**Text excerpt**
— begin —

When speaking of my quince obsession the other day, I told you about membrillo, a delicious Spanish quince paste. Due to the miracle of quince’s high pectin content, when cooked for a long time at a slow temperature, it makes this lovely firm jelly, that is as pretty as it is tasty.

In Spain they eat it with manchego cheese, a dry, salty sheep’s cheese. The combination is uncommonly good! I decided to make some little cups out of cracker dough, and put a small piece of membrillo and a small piece of manchego in each one. It looks fancy, but it’s also nice because you get the full experience in one bite – sweet & soft, salty, and crispy crunchy. I made these with smoked Spanish paprika. Because 1)I make everything with smoked spanish paprika (I swear, I have to stop myself, sometimes!) 2) It’s Spanish, like the cheese and the quince paste 3) it makes the dough a beautiful pinkish salmon color that goes so nicely with the lovely pinkish amber membrillo!

I simply made a quick cracker dough, and rolled it into little discs that I pressed into a mini muffin tin. I didn’t want them to be too neat and orderly, they look more like little flowers if you just press them quickly together and crimp them randomly with your fingers.

You could use any kind of cracker dough, and put any number of things inside (food-type things, preferably!) Tapenade and fresh mozzarella would be good. Or goat cheese and a little sprig of arugula, or some capers. Whatever you like!

— end —

**Data excerpt**
— begin —

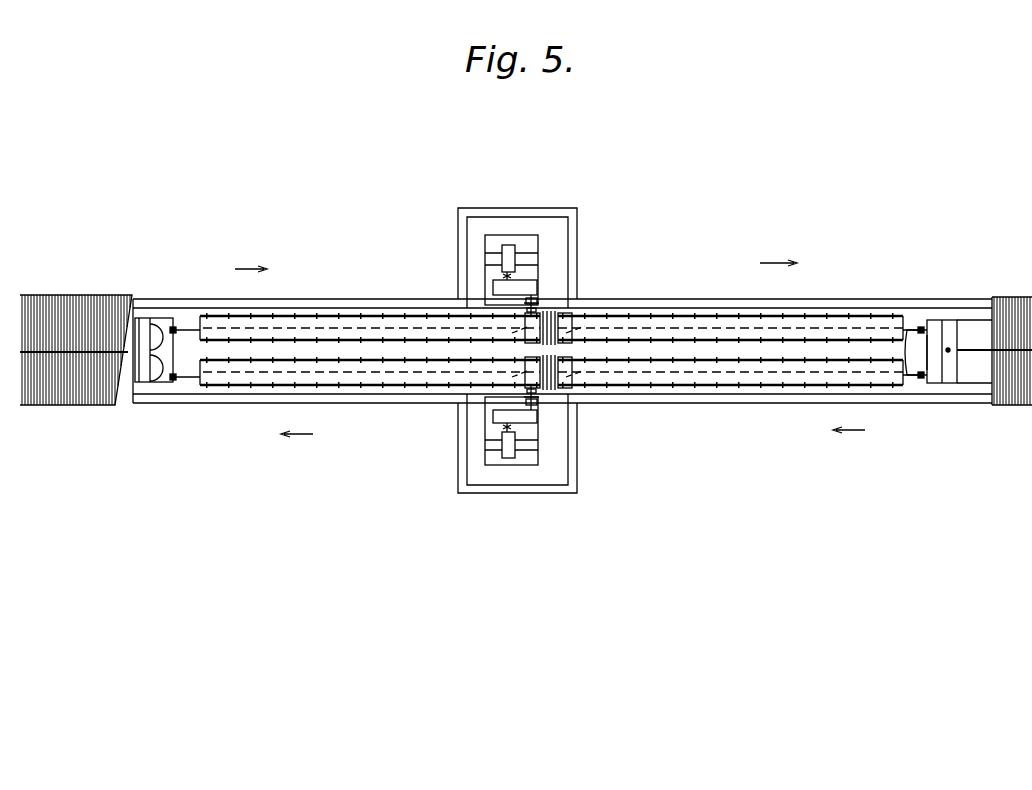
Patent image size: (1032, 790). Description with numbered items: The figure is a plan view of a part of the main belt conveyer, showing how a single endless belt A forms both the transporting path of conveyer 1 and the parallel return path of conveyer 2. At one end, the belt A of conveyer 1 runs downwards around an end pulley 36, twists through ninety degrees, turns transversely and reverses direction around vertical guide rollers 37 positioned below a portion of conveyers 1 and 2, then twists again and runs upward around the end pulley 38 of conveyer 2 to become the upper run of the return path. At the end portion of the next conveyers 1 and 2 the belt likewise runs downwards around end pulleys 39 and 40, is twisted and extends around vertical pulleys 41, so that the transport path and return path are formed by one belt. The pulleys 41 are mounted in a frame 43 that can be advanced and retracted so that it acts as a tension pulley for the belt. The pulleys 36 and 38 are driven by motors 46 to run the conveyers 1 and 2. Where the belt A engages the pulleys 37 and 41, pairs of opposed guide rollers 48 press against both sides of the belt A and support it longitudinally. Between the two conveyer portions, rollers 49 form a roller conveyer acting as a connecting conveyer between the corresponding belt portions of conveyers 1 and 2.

— end —

**Exercise details**
In the quince paste text, what is the word-for-word part that opens with the words containing "In Spain they" and closes with "pinkish amber membrillo!"? Pull that part out unchanged.

**The output**
In Spain they eat it with manchego cheese, a dry, salty sheep’s cheese. The combination is uncommonly good! I decided to make some little cups out of cracker dough, and put a small piece of membrillo and a small piece of manchego in each one. It looks fancy, but it’s also nice because you get the full experience in one bite – sweet & soft, salty, and crispy crunchy. I made these with smoked Spanish paprika. Because 1)I make everything with smoked spanish paprika (I swear, I have to stop myself, sometimes!) 2) It’s Spanish, like the cheese and the quince paste 3) it makes the dough a beautiful pinkish salmon color that goes so nicely with the lovely pinkish amber membrillo!